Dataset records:
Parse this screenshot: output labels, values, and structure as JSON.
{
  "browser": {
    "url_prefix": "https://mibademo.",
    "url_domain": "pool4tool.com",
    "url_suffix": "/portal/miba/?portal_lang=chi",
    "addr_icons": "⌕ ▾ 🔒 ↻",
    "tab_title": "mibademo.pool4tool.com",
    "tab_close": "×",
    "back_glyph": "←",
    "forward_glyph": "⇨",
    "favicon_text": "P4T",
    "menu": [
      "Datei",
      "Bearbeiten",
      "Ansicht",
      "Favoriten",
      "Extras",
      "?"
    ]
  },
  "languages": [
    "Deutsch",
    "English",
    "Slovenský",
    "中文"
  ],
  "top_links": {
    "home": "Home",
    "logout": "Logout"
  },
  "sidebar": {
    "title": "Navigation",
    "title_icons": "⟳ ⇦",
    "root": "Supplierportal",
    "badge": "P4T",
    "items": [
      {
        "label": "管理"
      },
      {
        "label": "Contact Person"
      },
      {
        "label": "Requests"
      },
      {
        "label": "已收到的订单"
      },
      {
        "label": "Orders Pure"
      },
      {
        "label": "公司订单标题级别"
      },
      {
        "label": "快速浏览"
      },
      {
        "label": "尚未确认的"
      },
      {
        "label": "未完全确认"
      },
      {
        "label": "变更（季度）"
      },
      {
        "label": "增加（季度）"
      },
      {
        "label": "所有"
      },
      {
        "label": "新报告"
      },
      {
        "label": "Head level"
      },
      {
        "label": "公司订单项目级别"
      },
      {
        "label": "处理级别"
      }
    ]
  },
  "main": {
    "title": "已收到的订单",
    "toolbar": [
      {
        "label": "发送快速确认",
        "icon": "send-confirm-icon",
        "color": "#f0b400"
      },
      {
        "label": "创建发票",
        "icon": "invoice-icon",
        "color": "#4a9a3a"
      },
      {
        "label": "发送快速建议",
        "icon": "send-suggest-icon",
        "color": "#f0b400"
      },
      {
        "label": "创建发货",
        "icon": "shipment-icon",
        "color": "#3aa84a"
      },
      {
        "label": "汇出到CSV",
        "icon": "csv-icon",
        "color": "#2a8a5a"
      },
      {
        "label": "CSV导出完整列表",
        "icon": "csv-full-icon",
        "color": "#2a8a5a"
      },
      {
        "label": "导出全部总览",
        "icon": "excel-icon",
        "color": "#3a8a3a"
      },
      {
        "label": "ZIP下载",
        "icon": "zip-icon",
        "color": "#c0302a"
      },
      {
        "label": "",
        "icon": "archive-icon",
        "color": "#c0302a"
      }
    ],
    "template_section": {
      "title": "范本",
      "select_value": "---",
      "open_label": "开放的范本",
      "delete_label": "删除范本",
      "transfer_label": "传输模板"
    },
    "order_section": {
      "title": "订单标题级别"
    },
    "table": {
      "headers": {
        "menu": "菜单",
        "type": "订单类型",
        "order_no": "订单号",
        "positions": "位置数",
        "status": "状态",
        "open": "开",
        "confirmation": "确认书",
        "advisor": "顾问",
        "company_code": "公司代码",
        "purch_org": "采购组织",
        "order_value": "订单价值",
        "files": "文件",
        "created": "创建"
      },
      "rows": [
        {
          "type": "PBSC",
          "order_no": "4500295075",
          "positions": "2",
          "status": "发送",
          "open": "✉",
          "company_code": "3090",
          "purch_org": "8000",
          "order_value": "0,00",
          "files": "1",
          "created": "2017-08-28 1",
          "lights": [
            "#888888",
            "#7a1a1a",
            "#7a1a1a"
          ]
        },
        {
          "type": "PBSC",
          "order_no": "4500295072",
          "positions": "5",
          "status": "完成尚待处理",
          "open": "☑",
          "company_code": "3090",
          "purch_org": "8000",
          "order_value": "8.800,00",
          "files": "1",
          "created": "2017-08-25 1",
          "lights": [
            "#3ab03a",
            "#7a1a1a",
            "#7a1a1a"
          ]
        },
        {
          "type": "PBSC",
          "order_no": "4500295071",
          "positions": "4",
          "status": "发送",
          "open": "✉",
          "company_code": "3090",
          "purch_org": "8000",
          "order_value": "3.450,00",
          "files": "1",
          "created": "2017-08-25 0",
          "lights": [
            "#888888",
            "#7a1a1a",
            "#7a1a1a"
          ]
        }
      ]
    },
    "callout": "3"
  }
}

■ **Do this**
Extract each line of the material exactly as it stands.

■ **Correct response**
Parse this screenshot: output labels, values, and structure as JSON.
{
  "browser": {
    "url_prefix": "https://mibademo.",
    "url_domain": "pool4tool.com",
    "url_suffix": "/portal/miba/?portal_lang=chi",
    "addr_icons": "⌕ ▾ 🔒 ↻",
    "tab_title": "mibademo.pool4tool.com",
    "tab_close": "×",
    "back_glyph": "←",
    "forward_glyph": "⇨",
    "favicon_text": "P4T",
    "menu": [
      "Datei",
      "Bearbeiten",
      "Ansicht",
      "Favoriten",
      "Extras",
      "?"
    ]
  },
  "languages": [
    "Deutsch",
    "English",
    "Slovenský",
    "中文"
  ],
  "top_links": {
    "home": "Home",
    "logout": "Logout"
  },
  "sidebar": {
    "title": "Navigation",
    "title_icons": "⟳ ⇦",
    "root": "Supplierportal",
    "badge": "P4T",
    "items": [
      {
        "label": "管理"
      },
      {
        "label": "Contact Person"
      },
      {
        "label": "Requests"
      },
      {
        "label": "已收到的订单"
      },
      {
        "label": "Orders Pure"
      },
      {
        "label": "公司订单标题级别"
      },
      {
        "label": "快速浏览"
      },
      {
        "label": "尚未确认的"
      },
      {
        "label": "未完全确认"
      },
      {
        "label": "变更（季度）"
      },
      {
        "label": "增加（季度）"
      },
      {
        "label": "所有"
      },
      {
        "label": "新报告"
      },
      {
        "label": "Head level"
      },
      {
        "label": "公司订单项目级别"
      },
      {
        "label": "处理级别"
      }
    ]
  },
  "main": {
    "title": "已收到的订单",
    "toolbar": [
      {
        "label": "发送快速确认",
        "icon": "send-confirm-icon",
        "color": "#f0b400"
      },
      {
        "label": "创建发票",
        "icon": "invoice-icon",
        "color": "#4a9a3a"
      },
      {
        "label": "发送快速建议",
        "icon": "send-suggest-icon",
        "color": "#f0b400"
      },
      {
        "label": "创建发货",
        "icon": "shipment-icon",
        "color": "#3aa84a"
      },
      {
        "label": "汇出到CSV",
        "icon": "csv-icon",
        "color": "#2a8a5a"
      },
      {
        "label": "CSV导出完整列表",
        "icon": "csv-full-icon",
        "color": "#2a8a5a"
      },
      {
        "label": "导出全部总览",
        "icon": "excel-icon",
        "color": "#3a8a3a"
      },
      {
        "label": "ZIP下载",
        "icon": "zip-icon",
        "color": "#c0302a"
      },
      {
        "label": "",
        "icon": "archive-icon",
        "color": "#c0302a"
      }
    ],
    "template_section": {
      "title": "范本",
      "select_value": "---",
      "open_label": "开放的范本",
      "delete_label": "删除范本",
      "transfer_label": "传输模板"
    },
    "order_section": {
      "title": "订单标题级别"
    },
    "table": {
      "headers": {
        "menu": "菜单",
        "type": "订单类型",
        "order_no": "订单号",
        "positions": "位置数",
        "status": "状态",
        "open": "开",
        "confirmation": "确认书",
        "advisor": "顾问",
        "company_code": "公司代码",
        "purch_org": "采购组织",
        "order_value": "订单价值",
        "files": "文件",
        "created": "创建"
      },
      "rows": [
        {
          "type": "PBSC",
          "order_no": "4500295075",
          "positions": "2",
          "status": "发送",
          "open": "✉",
          "company_code": "3090",
          "purch_org": "8000",
          "order_value": "0,00",
          "files": "1",
          "created": "2017-08-28 1",
          "lights": [
            "#888888",
            "#7a1a1a",
            "#7a1a1a"
          ]
        },
        {
          "type": "PBSC",
          "order_no": "4500295072",
          "positions": "5",
          "status": "完成尚待处理",
          "open": "☑",
          "company_code": "3090",
          "purch_org": "8000",
          "order_value": "8.800,00",
          "files": "1",
          "created": "2017-08-25 1",
          "lights": [
            "#3ab03a",
            "#7a1a1a",
            "#7a1a1a"
          ]
        },
        {
          "type": "PBSC",
          "order_no": "4500295071",
          "positions": "4",
          "status": "发送",
          "open": "✉",
          "company_code": "3090",
          "purch_org": "8000",
          "order_value": "3.450,00",
          "files": "1",
          "created": "2017-08-25 0",
          "lights": [
            "#888888",
            "#7a1a1a",
            "#7a1a1a"
          ]
        }
      ]
    },
    "callout": "3"
  }
}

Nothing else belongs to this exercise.